→ Work to do: Search the listing below for the string "JSON" and copy every line where it occurs.

→ Data for the task:
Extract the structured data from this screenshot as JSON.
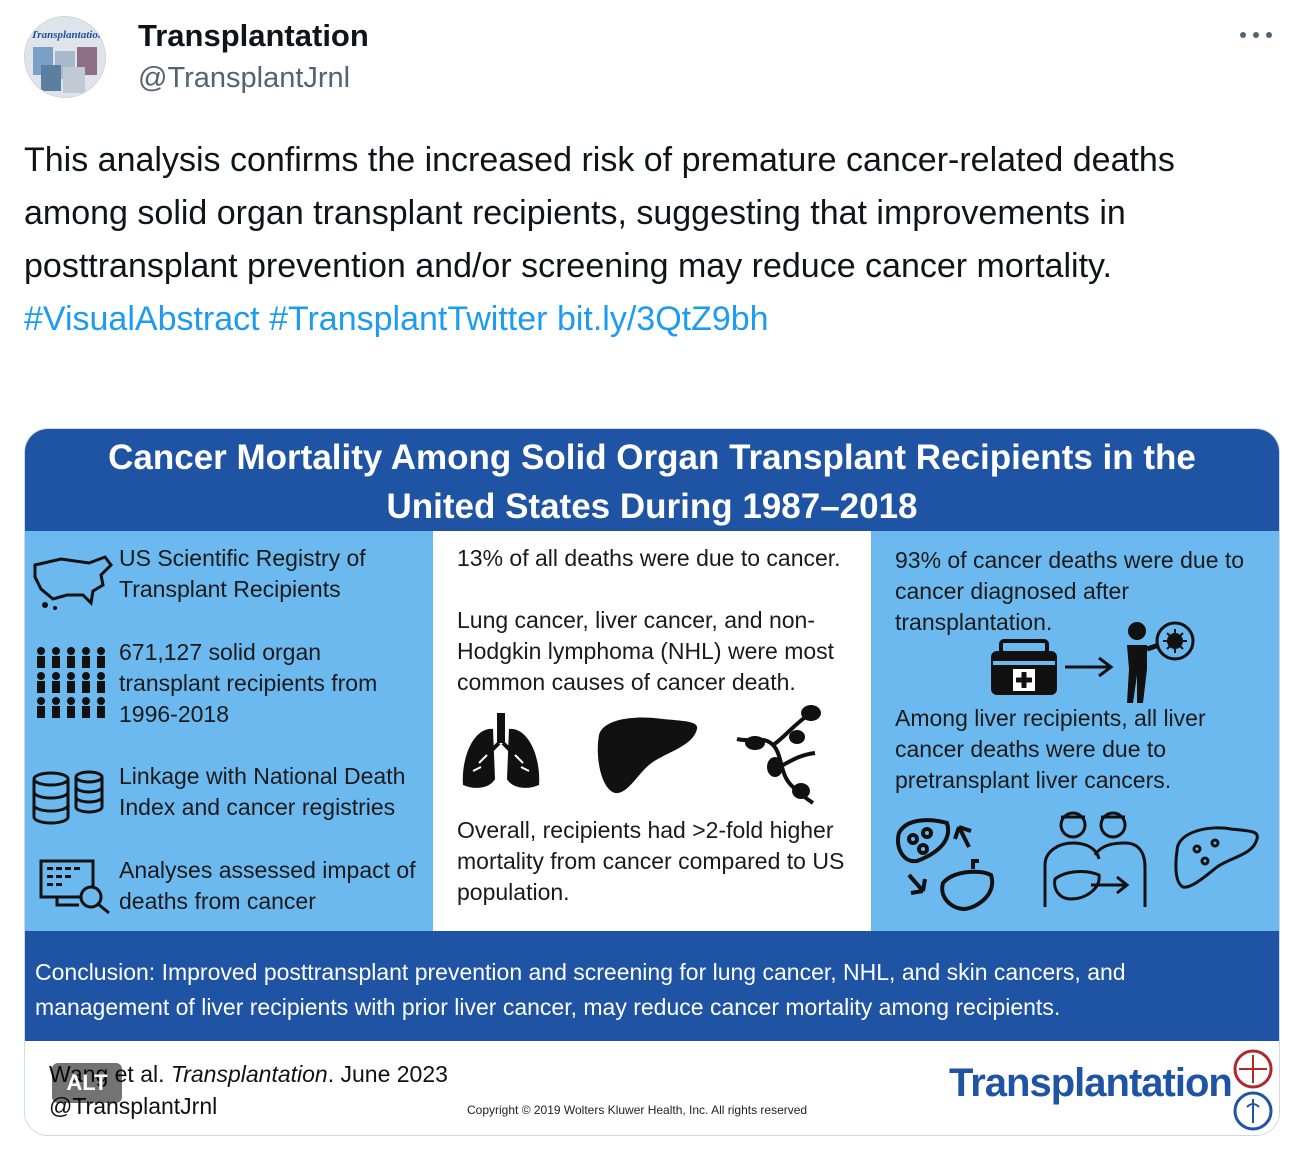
{
  "account": {
    "name": "Transplantation",
    "handle": "@TransplantJrnl",
    "avatar_masthead": "Transplantation"
  },
  "more_icon": "more-horizontal-icon",
  "tweet": {
    "text": "This analysis confirms the increased risk of premature cancer-related deaths among solid organ transplant recipients, suggesting that improvements in posttransplant prevention and/or screening may reduce cancer mortality. ",
    "hashtag1": "#VisualAbstract",
    "hashtag2": "#TransplantTwitter",
    "link": "bit.ly/3QtZ9bh"
  },
  "colors": {
    "link": "#1d9bf0",
    "banner": "#1f53a4",
    "panel_blue": "#6cb9ef"
  },
  "abstract": {
    "title_line1": "Cancer Mortality Among Solid Organ Transplant Recipients in the",
    "title_line2": "United States During 1987–2018",
    "left": {
      "item1": "US Scientific Registry of Transplant Recipients",
      "item2": "671,127 solid organ transplant recipients from 1996-2018",
      "item3": "Linkage with National Death Index and cancer registries",
      "item4": "Analyses assessed impact of deaths from cancer"
    },
    "middle": {
      "stat": "13% of all deaths were due to cancer.",
      "causes": "Lung  cancer, liver cancer, and non-Hodgkin lymphoma (NHL) were most common causes of cancer death.",
      "overall": "Overall, recipients had >2-fold higher mortality from cancer compared to US population."
    },
    "right": {
      "stat": "93% of cancer deaths were due to cancer diagnosed after transplantation.",
      "liver": "Among liver recipients, all liver cancer deaths were due to pretransplant liver cancers."
    },
    "conclusion": "Conclusion: Improved posttransplant prevention and screening for lung cancer, NHL, and skin cancers, and management of liver recipients with prior liver cancer, may reduce cancer mortality among recipients.",
    "citation_author": "Wang et al.",
    "citation_journal": "Transplantation",
    "citation_date": ". June 2023",
    "footer_handle": "@TransplantJrnl",
    "copyright": "Copyright © 2019  Wolters Kluwer Health, Inc. All rights reserved",
    "journal_logo": "Transplantation"
  },
  "alt_badge": "ALT"
}
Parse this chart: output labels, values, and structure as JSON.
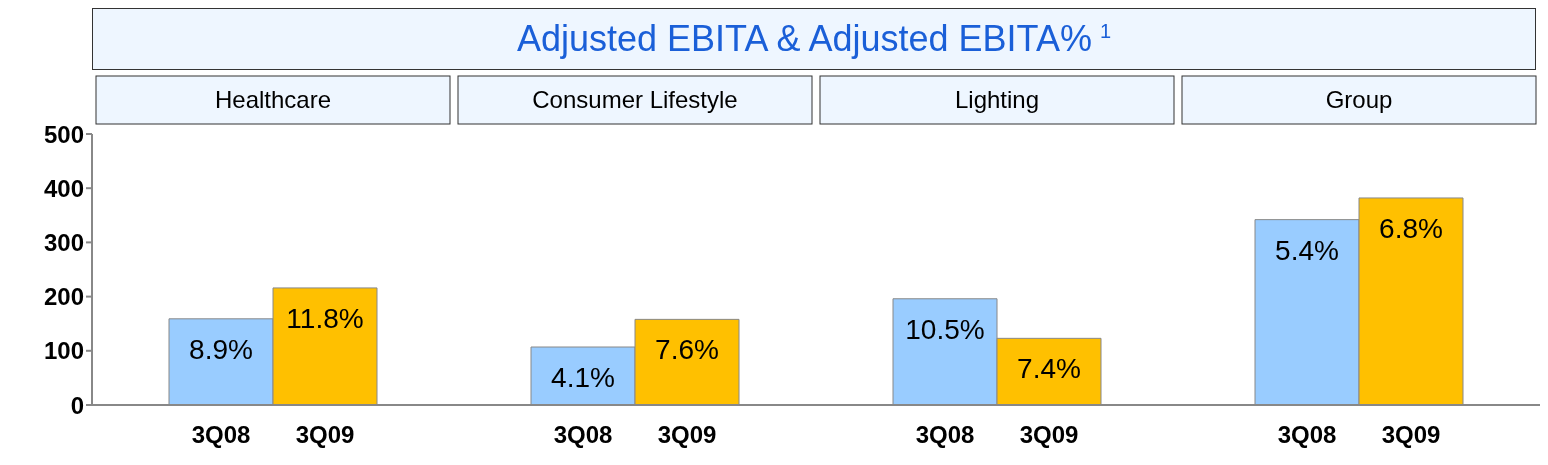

→ Reply to the exercise:
Extract the structured data from this screenshot as JSON.
Parse this chart: output labels, values, and structure as JSON.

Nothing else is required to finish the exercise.